Recorded data:
● ● ●
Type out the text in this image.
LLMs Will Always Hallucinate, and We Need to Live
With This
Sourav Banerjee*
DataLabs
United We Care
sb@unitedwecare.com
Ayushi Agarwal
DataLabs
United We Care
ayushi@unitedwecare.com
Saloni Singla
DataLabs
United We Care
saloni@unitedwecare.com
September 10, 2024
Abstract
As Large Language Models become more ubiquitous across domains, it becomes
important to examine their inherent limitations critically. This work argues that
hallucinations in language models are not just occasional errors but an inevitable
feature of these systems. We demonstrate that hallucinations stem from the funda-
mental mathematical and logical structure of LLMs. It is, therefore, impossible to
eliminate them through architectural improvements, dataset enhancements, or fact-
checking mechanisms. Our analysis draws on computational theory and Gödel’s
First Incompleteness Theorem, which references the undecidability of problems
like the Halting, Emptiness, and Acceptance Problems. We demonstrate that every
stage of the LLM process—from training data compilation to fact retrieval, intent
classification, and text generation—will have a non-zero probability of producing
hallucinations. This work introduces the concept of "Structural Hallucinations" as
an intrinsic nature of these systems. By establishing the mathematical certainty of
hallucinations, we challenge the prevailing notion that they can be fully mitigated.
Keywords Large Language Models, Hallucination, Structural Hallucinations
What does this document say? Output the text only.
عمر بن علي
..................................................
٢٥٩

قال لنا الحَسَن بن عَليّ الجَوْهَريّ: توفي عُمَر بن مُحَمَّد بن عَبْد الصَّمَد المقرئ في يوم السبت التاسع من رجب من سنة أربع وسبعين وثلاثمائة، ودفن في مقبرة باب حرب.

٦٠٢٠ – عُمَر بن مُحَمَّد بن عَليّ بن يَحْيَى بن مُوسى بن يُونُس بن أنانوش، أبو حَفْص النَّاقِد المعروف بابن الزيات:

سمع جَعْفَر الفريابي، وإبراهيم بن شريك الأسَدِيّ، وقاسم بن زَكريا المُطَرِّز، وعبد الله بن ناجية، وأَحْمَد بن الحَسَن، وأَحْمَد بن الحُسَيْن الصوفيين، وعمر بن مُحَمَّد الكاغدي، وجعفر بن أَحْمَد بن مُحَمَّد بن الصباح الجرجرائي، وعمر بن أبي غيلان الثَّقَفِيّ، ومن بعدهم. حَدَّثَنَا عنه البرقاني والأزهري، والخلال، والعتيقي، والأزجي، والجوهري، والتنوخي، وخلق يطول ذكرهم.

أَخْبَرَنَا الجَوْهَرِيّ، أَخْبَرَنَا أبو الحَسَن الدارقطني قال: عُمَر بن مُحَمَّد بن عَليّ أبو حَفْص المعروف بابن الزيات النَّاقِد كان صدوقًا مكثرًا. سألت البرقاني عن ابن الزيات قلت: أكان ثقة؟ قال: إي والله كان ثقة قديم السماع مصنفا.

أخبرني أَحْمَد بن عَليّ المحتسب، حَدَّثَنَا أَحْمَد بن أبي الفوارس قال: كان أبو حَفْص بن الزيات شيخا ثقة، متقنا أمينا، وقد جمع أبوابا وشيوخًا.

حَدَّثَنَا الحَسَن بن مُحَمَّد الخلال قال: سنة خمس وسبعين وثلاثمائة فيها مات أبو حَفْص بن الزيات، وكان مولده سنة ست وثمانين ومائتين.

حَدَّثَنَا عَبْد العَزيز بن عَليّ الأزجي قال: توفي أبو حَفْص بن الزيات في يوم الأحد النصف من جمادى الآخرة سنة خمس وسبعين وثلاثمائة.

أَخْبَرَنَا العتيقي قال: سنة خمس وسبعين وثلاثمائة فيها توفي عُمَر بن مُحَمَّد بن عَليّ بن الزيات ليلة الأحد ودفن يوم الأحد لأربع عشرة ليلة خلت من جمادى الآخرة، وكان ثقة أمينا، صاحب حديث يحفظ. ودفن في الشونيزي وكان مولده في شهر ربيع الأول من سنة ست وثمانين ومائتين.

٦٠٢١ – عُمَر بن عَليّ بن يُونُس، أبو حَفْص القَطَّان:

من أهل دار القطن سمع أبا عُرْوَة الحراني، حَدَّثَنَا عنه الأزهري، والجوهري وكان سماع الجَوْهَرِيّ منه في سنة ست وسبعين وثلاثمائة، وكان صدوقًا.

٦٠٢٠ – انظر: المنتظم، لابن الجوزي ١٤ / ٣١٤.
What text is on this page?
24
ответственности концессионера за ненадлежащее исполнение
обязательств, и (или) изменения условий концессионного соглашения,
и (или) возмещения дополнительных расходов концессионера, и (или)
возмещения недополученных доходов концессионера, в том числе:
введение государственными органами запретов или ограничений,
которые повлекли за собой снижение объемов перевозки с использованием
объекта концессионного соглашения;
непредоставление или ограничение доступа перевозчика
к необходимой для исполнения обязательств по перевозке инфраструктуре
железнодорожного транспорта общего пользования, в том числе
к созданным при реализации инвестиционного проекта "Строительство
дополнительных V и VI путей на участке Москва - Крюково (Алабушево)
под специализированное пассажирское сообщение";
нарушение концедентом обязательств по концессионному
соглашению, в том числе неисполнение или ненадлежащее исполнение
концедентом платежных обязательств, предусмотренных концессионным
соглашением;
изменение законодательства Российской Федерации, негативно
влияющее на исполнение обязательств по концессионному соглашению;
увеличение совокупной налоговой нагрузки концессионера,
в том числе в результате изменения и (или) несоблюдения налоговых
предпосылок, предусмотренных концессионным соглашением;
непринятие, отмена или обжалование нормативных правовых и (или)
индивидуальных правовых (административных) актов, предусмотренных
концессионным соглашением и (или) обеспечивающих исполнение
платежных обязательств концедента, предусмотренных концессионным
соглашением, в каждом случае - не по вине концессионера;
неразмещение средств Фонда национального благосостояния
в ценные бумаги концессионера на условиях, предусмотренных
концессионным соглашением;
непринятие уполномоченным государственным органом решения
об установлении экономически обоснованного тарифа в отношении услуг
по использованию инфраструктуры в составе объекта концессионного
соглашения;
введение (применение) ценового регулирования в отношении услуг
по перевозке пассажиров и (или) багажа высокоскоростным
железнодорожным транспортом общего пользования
● ● ●
◆ DO THIS ◆
Set down exactly what runs from the line with "What text is on this page?" to the last line of the data above, including both of those lines and no others.

◆ TASK RESPONSE ◆
What text is on this page?
24
ответственности концессионера за ненадлежащее исполнение
обязательств, и (или) изменения условий концессионного соглашения,
и (или) возмещения дополнительных расходов концессионера, и (или)
возмещения недополученных доходов концессионера, в том числе:
введение государственными органами запретов или ограничений,
которые повлекли за собой снижение объемов перевозки с использованием
объекта концессионного соглашения;
непредоставление или ограничение доступа перевозчика
к необходимой для исполнения обязательств по перевозке инфраструктуре
железнодорожного транспорта общего пользования, в том числе
к созданным при реализации инвестиционного проекта "Строительство
дополнительных V и VI путей на участке Москва - Крюково (Алабушево)
под специализированное пассажирское сообщение";
нарушение концедентом обязательств по концессионному
соглашению, в том числе неисполнение или ненадлежащее исполнение
концедентом платежных обязательств, предусмотренных концессионным
соглашением;
изменение законодательства Российской Федерации, негативно
влияющее на исполнение обязательств по концессионному соглашению;
увеличение совокупной налоговой нагрузки концессионера,
в том числе в результате изменения и (или) несоблюдения налоговых
предпосылок, предусмотренных концессионным соглашением;
непринятие, отмена или обжалование нормативных правовых и (или)
индивидуальных правовых (административных) актов, предусмотренных
концессионным соглашением и (или) обеспечивающих исполнение
платежных обязательств концедента, предусмотренных концессионным
соглашением, в каждом случае - не по вине концессионера;
неразмещение средств Фонда национального благосостояния
в ценные бумаги концессионера на условиях, предусмотренных
концессионным соглашением;
непринятие уполномоченным государственным органом решения
об установлении экономически обоснованного тарифа в отношении услуг
по использованию инфраструктуры в составе объекта концессионного
соглашения;
введение (применение) ценового регулирования в отношении услуг
по перевозке пассажиров и (или) багажа высокоскоростным
железнодорожным транспортом общего пользования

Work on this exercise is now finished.